→ Exercise inputs:
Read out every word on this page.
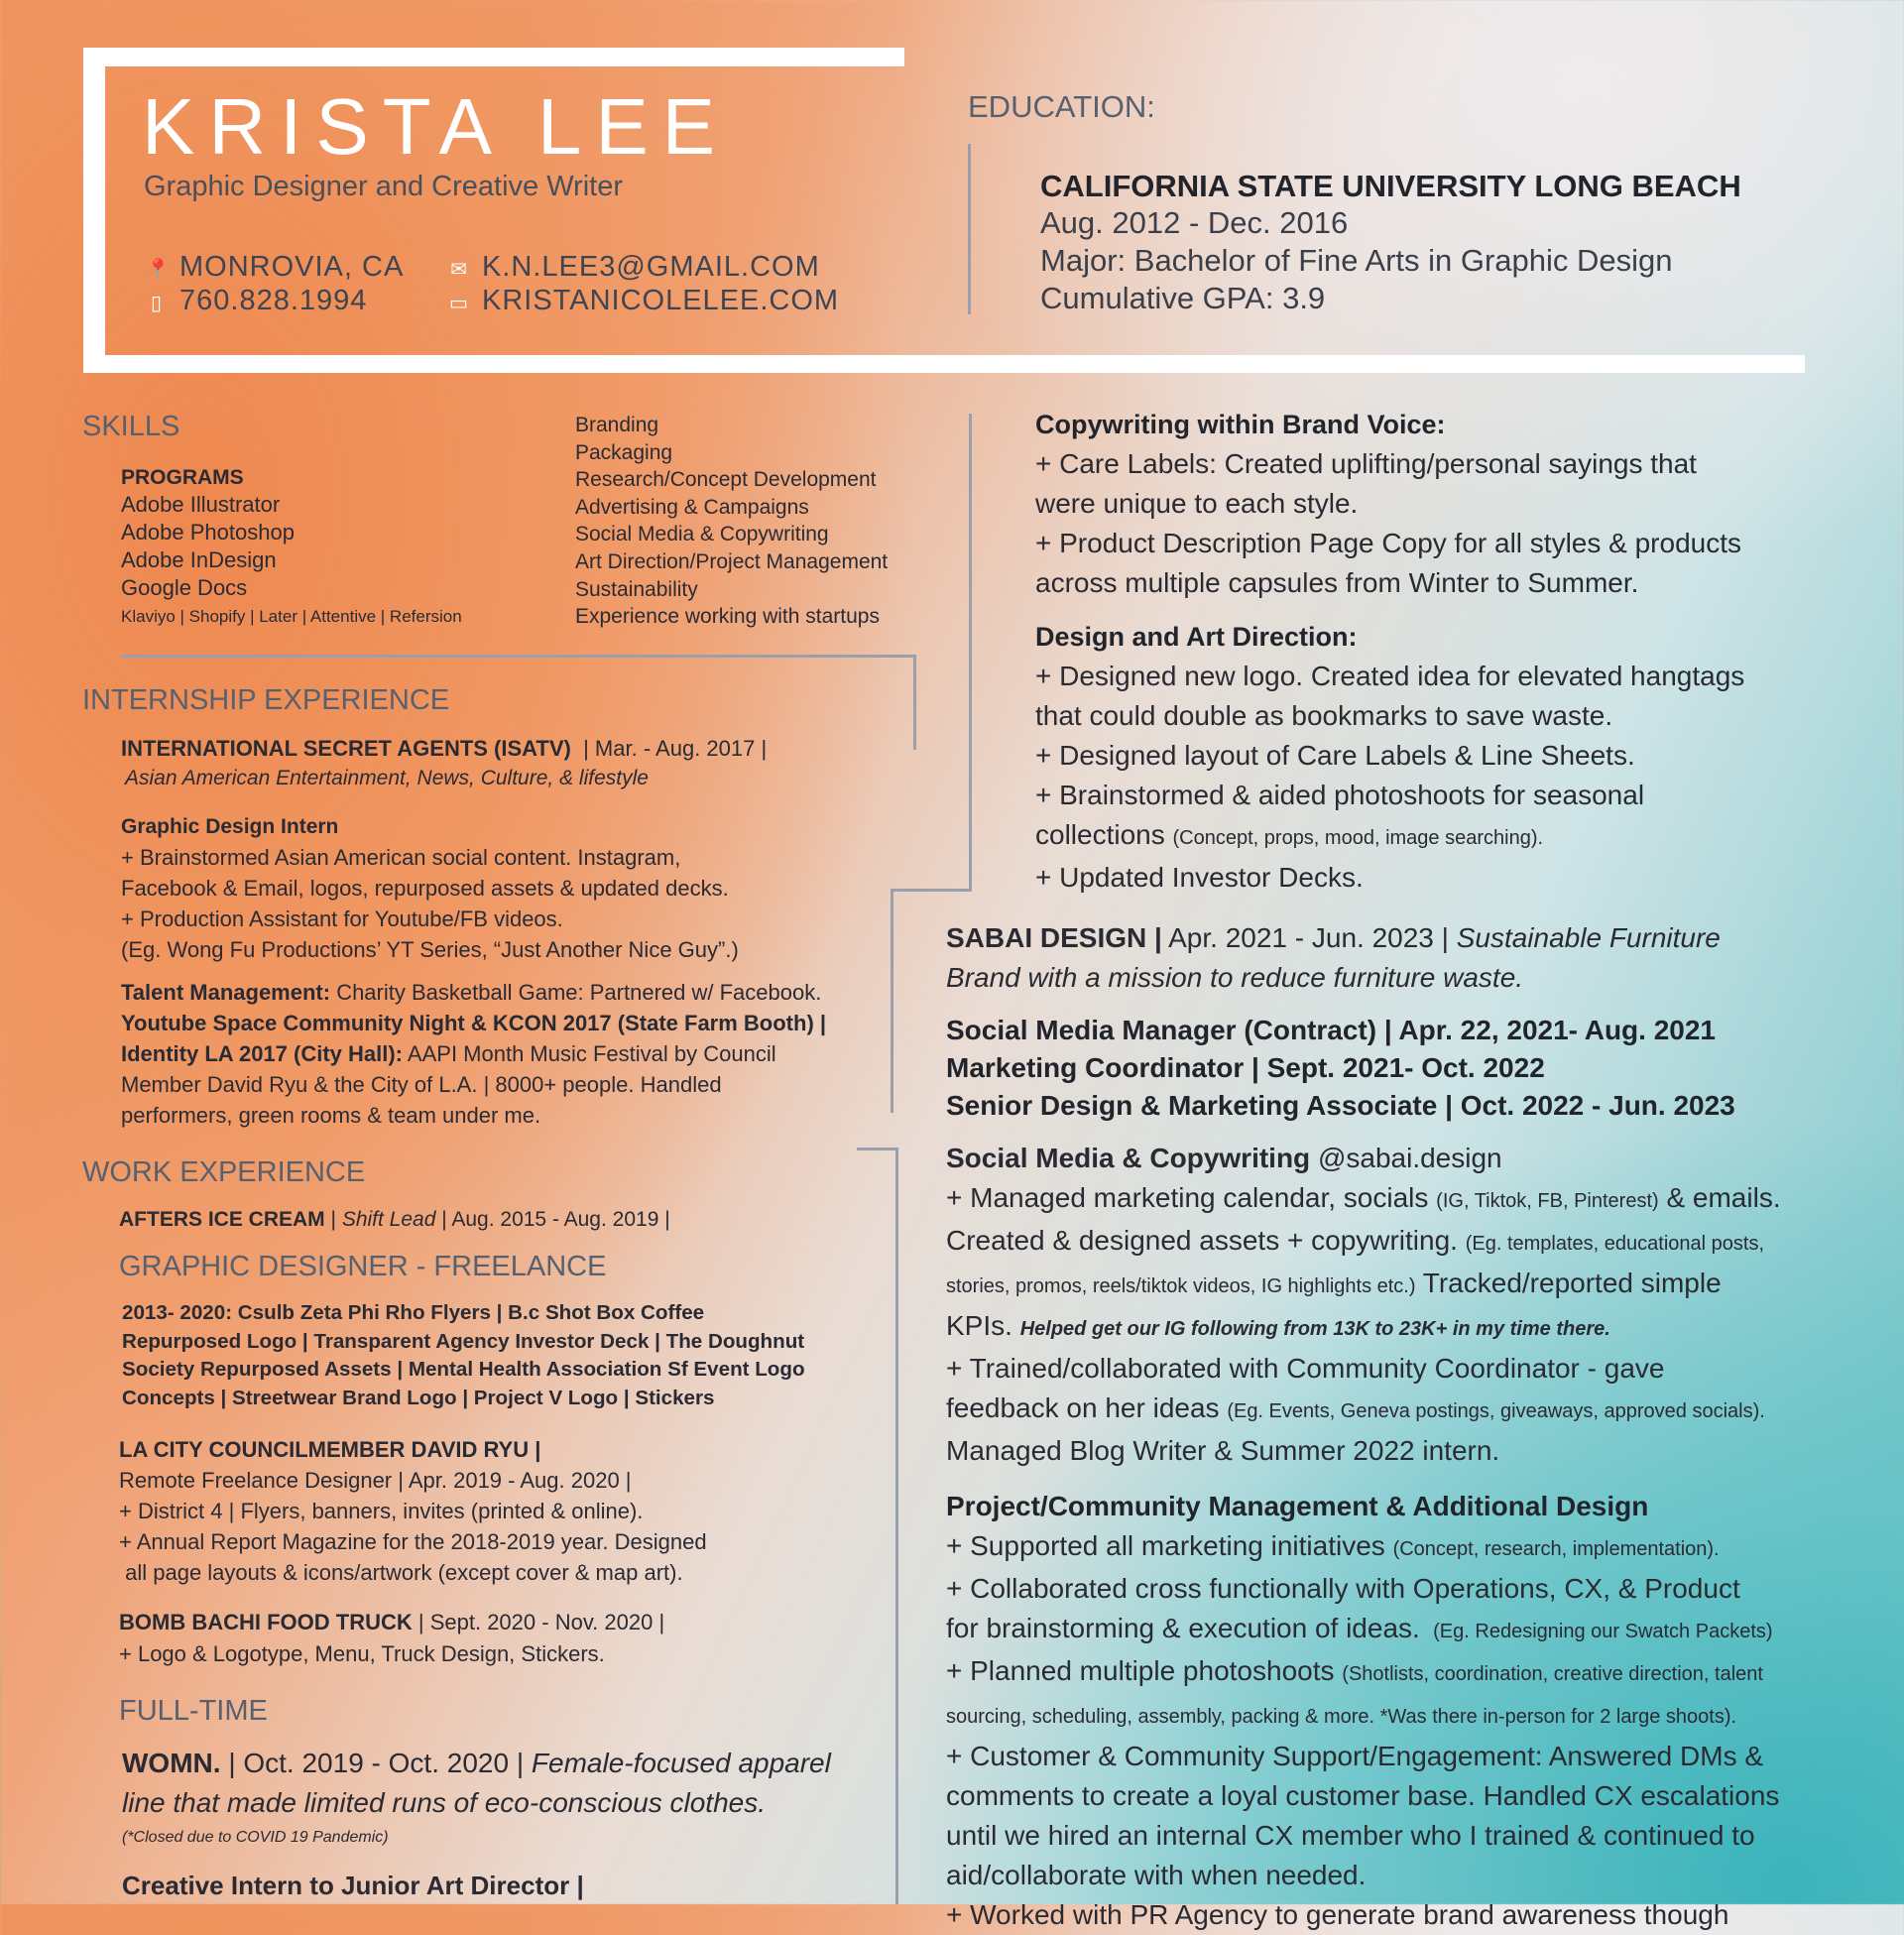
KRISTA LEE
Graphic Designer and Creative Writer
📍 MONROVIA, CA
▯ 760.828.1994
✉ K.N.LEE3@GMAIL.COM
▭ KRISTANICOLELEE.COM
EDUCATION:
CALIFORNIA STATE UNIVERSITY LONG BEACH
Aug. 2012 - Dec. 2016
Major: Bachelor of Fine Arts in Graphic Design
Cumulative GPA: 3.9
SKILLS
PROGRAMS
Adobe Illustrator
Adobe Photoshop
Adobe InDesign
Google Docs
Klaviyo | Shopify | Later | Attentive | Refersion
Branding
Packaging
Research/Concept Development
Advertising & Campaigns
Social Media & Copywriting
Art Direction/Project Management
Sustainability
Experience working with startups
INTERNSHIP EXPERIENCE
INTERNATIONAL SECRET AGENTS (ISATV) | Mar. - Aug. 2017 |
Asian American Entertainment, News, Culture, & lifestyle
Graphic Design Intern
+ Brainstormed Asian American social content. Instagram,
Facebook & Email, logos, repurposed assets & updated decks.
+ Production Assistant for Youtube/FB videos.
(Eg. Wong Fu Productions’ YT Series, “Just Another Nice Guy”.)
Talent Management: Charity Basketball Game: Partnered w/ Facebook.
Youtube Space Community Night & KCON 2017 (State Farm Booth) |
Identity LA 2017 (City Hall): AAPI Month Music Festival by Council
Member David Ryu & the City of L.A. | 8000+ people. Handled
performers, green rooms & team under me.
WORK EXPERIENCE
AFTERS ICE CREAM | Shift Lead | Aug. 2015 - Aug. 2019 |
GRAPHIC DESIGNER - FREELANCE
2013- 2020: Csulb Zeta Phi Rho Flyers | B.c Shot Box Coffee
Repurposed Logo | Transparent Agency Investor Deck | The Doughnut
Society Repurposed Assets | Mental Health Association Sf Event Logo
Concepts | Streetwear Brand Logo | Project V Logo | Stickers
LA CITY COUNCILMEMBER DAVID RYU |
Remote Freelance Designer | Apr. 2019 - Aug. 2020 |
+ District 4 | Flyers, banners, invites (printed & online).
+ Annual Report Magazine for the 2018-2019 year. Designed
all page layouts & icons/artwork (except cover & map art).
BOMB BACHI FOOD TRUCK | Sept. 2020 - Nov. 2020 |
+ Logo & Logotype, Menu, Truck Design, Stickers.
FULL-TIME
WOMN. | Oct. 2019 - Oct. 2020 | Female-focused apparel
line that made limited runs of eco-conscious clothes.
(*Closed due to COVID 19 Pandemic)
Creative Intern to Junior Art Director |
Copywriting within Brand Voice:
+ Care Labels: Created uplifting/personal sayings that
were unique to each style.
+ Product Description Page Copy for all styles & products
across multiple capsules from Winter to Summer.
Design and Art Direction:
+ Designed new logo. Created idea for elevated hangtags
that could double as bookmarks to save waste.
+ Designed layout of Care Labels & Line Sheets.
+ Brainstormed & aided photoshoots for seasonal
collections (Concept, props, mood, image searching).
+ Updated Investor Decks.
SABAI DESIGN | Apr. 2021 - Jun. 2023 | Sustainable Furniture
Brand with a mission to reduce furniture waste.
Social Media Manager (Contract) | Apr. 22, 2021- Aug. 2021
Marketing Coordinator | Sept. 2021- Oct. 2022
Senior Design & Marketing Associate | Oct. 2022 - Jun. 2023
Social Media & Copywriting @sabai.design
+ Managed marketing calendar, socials (IG, Tiktok, FB, Pinterest) & emails.
Created & designed assets + copywriting. (Eg. templates, educational posts,
stories, promos, reels/tiktok videos, IG highlights etc.) Tracked/reported simple
KPIs. Helped get our IG following from 13K to 23K+ in my time there.
+ Trained/collaborated with Community Coordinator - gave
feedback on her ideas (Eg. Events, Geneva postings, giveaways, approved socials).
Managed Blog Writer & Summer 2022 intern.
Project/Community Management & Additional Design
+ Supported all marketing initiatives (Concept, research, implementation).
+ Collaborated cross functionally with Operations, CX, & Product
for brainstorming & execution of ideas.  (Eg. Redesigning our Swatch Packets)
+ Planned multiple photoshoots (Shotlists, coordination, creative direction, talent
sourcing, scheduling, assembly, packing & more. *Was there in-person for 2 large shoots).
+ Customer & Community Support/Engagement: Answered DMs &
comments to create a loyal customer base. Handled CX escalations
until we hired an internal CX member who I trained & continued to
aid/collaborate with when needed.
+ Worked with PR Agency to generate brand awareness though
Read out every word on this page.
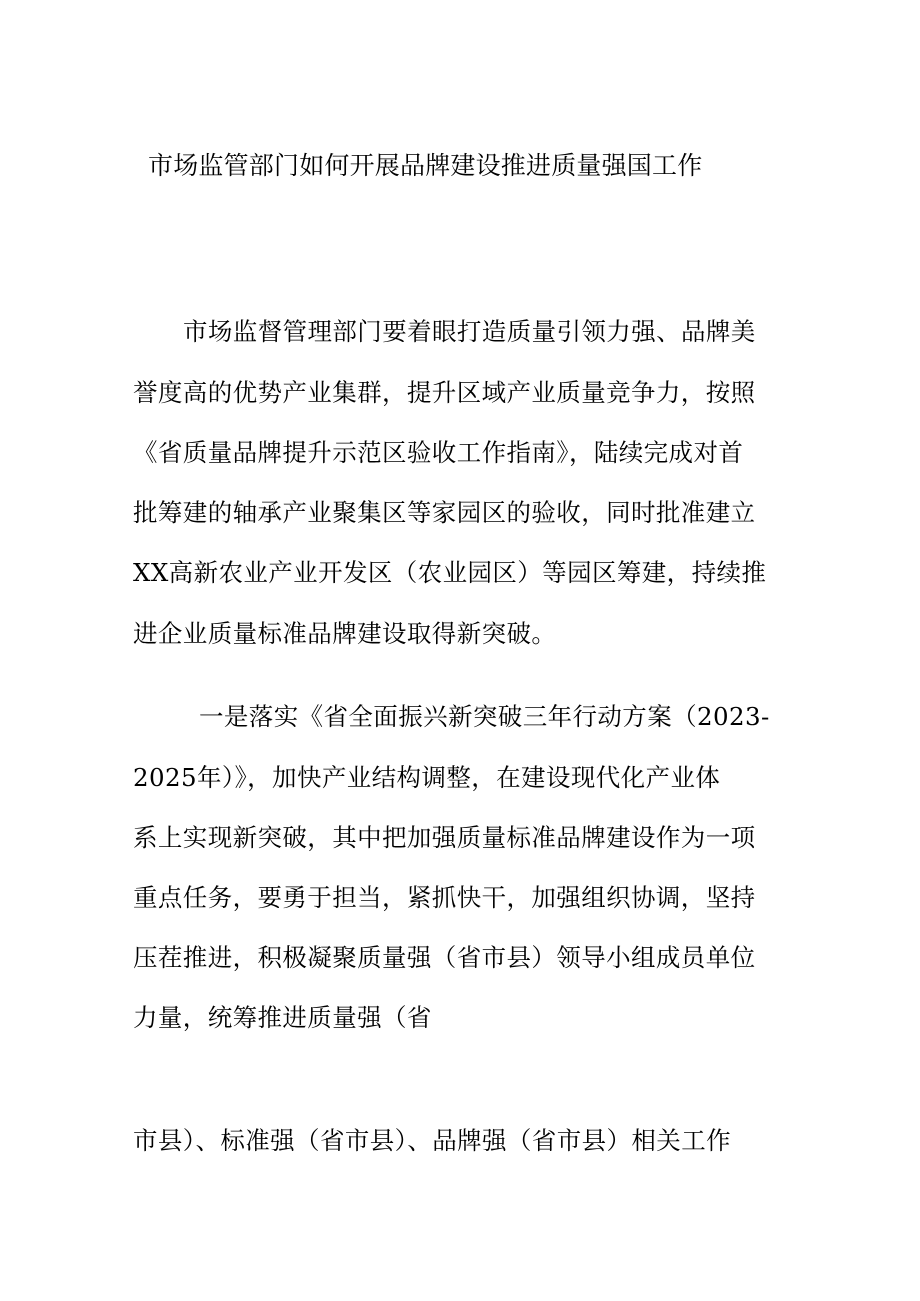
市场监管部门如何开展品牌建设推进质量强国工作
市场监督管理部门要着眼打造质量引领力强、品牌美
誉度高的优势产业集群，提升区域产业质量竞争力，按照
《省质量品牌提升示范区验收工作指南》，陆续完成对首
批筹建的轴承产业聚集区等家园区的验收，同时批准建立
XX高新农业产业开发区（农业园区）等园区筹建，持续推
进企业质量标准品牌建设取得新突破。
一是落实《省全面振兴新突破三年行动方案（2023-
2025年）》，加快产业结构调整，在建设现代化产业体
系上实现新突破，其中把加强质量标准品牌建设作为一项
重点任务，要勇于担当，紧抓快干，加强组织协调，坚持
压茬推进，积极凝聚质量强（省市县）领导小组成员单位
力量，统筹推进质量强（省
市县）、标准强（省市县）、品牌强（省市县）相关工作
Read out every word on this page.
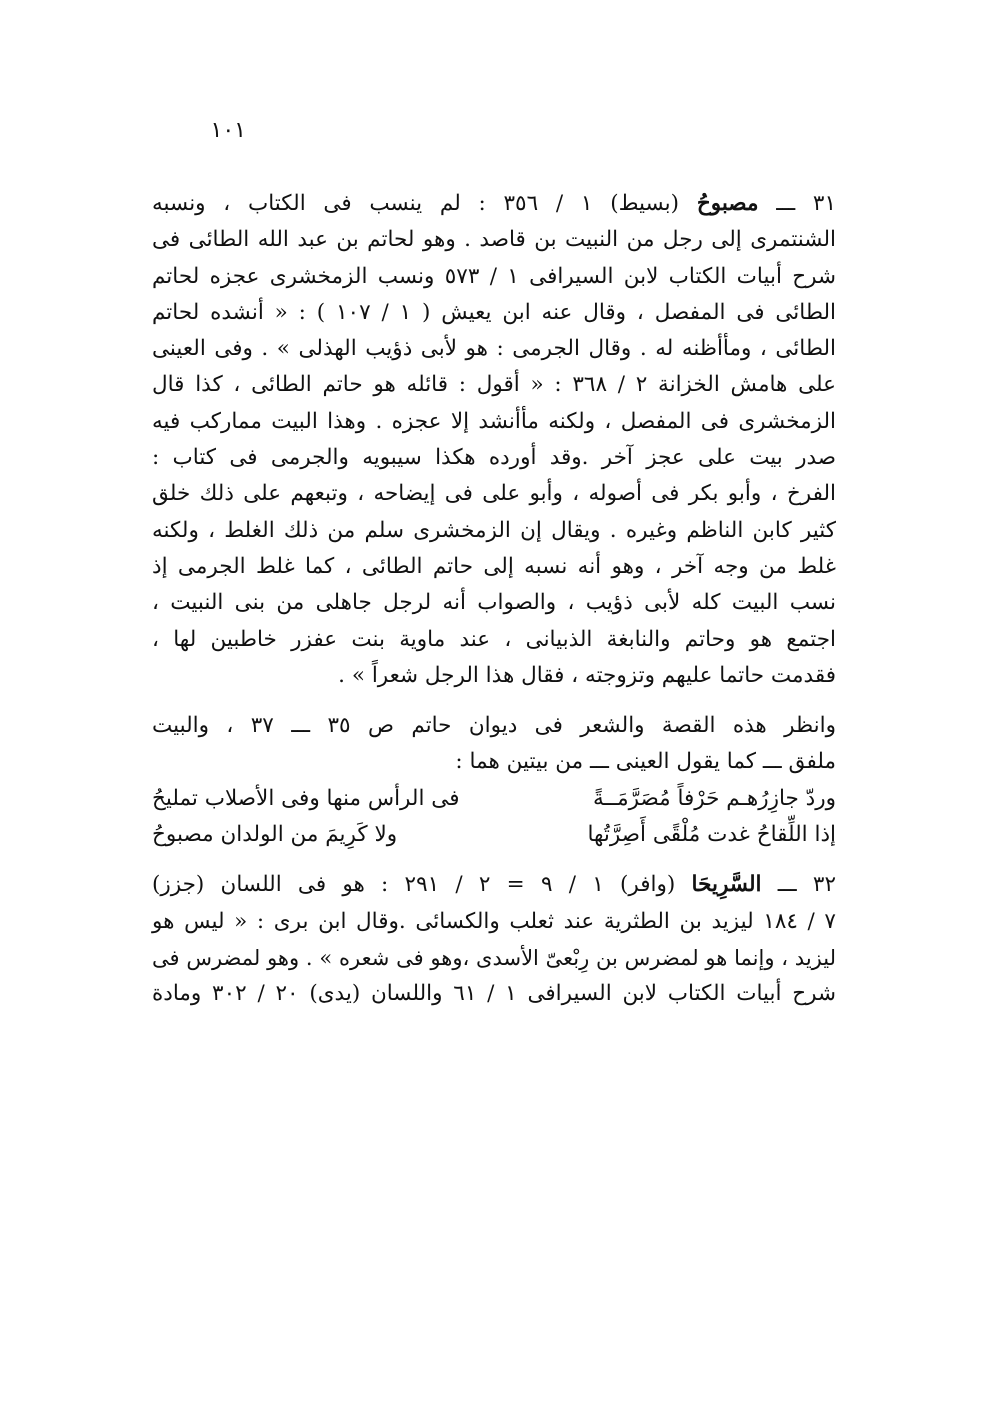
١٠١
٣١ ـــ مصبوحُ (بسيط) ١ / ٣٥٦ : لم ينسب فى الكتاب ، ونسبه
الشنتمرى إلى رجل من النبيت بن قاصد . وهو لحاتم بن عبد الله الطائى فى
شرح أبيات الكتاب لابن السيرافى ١ / ٥٧٣ ونسب الزمخشرى عجزه لحاتم
الطائى فى المفصل ، وقال عنه ابن يعيش ( ١ / ١٠٧ ) : « أنشده لحاتم
الطائى ، ومأأظنه له . وقال الجرمى : هو لأبى ذؤيب الهذلى » . وفى العينى
على هامش الخزانة ٢ / ٣٦٨ : « أقول : قائله هو حاتم الطائى ، كذا قال
الزمخشرى فى المفصل ، ولكنه مأأنشد إلا عجزه . وهذا البيت مماركب فيه
صدر بيت على عجز آخر .وقد أورده هكذا سيبويه والجرمى فى كتاب :
الفرخ ، وأبو بكر فى أصوله ، وأبو على فى إيضاحه ، وتبعهم على ذلك خلق
كثير كابن الناظم وغيره . ويقال إن الزمخشرى سلم من ذلك الغلط ، ولكنه
غلط من وجه آخر ، وهو أنه نسبه إلى حاتم الطائى ، كما غلط الجرمى إذ
نسب البيت كله لأبى ذؤيب ، والصواب أنه لرجل جاهلى من بنى النبيت ،
اجتمع هو وحاتم والنابغة الذبيانى ، عند ماوية بنت عفزر خاطبين لها ،
فقدمت حاتما عليهم وتزوجته ، فقال هذا الرجل شعراً » .
وانظر هذه القصة والشعر فى ديوان حاتم ص ٣٥ ـــ ٣٧ ، والبيت
ملفق ـــ كما يقول العينى ـــ من بيتين هما :
وردّ جازِرُهـم حَرْفاً مُصَرَّمَــةً
فى الرأس منها وفى الأصلاب تمليحُ
إذا اللِّقاحُ غدت مُلْقًى أَصِرَّتُها
ولا كَرِيمَ من الولدان مصبوحُ
٣٢ ـــ السَّرِيحَا (وافر) ١ / ٩ = ٢ / ٢٩١ : هو فى اللسان (جزز)
٧ / ١٨٤ ليزيد بن الطثرية عند ثعلب والكسائى .وقال ابن برى : « ليس هو
ليزيد ، وإنما هو لمضرس بن رِبْعىّ الأسدى ،وهو فى شعره » . وهو لمضرس فى
شرح أبيات الكتاب لابن السيرافى ١ / ٦١ واللسان (يدى) ٢٠ / ٣٠٢ ومادة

→ Given exercise:
Pull out every line holding "Adobe" from the records above, and copy it.

→ Response:
Adobe Illustrator
Adobe Photoshop
Adobe InDesign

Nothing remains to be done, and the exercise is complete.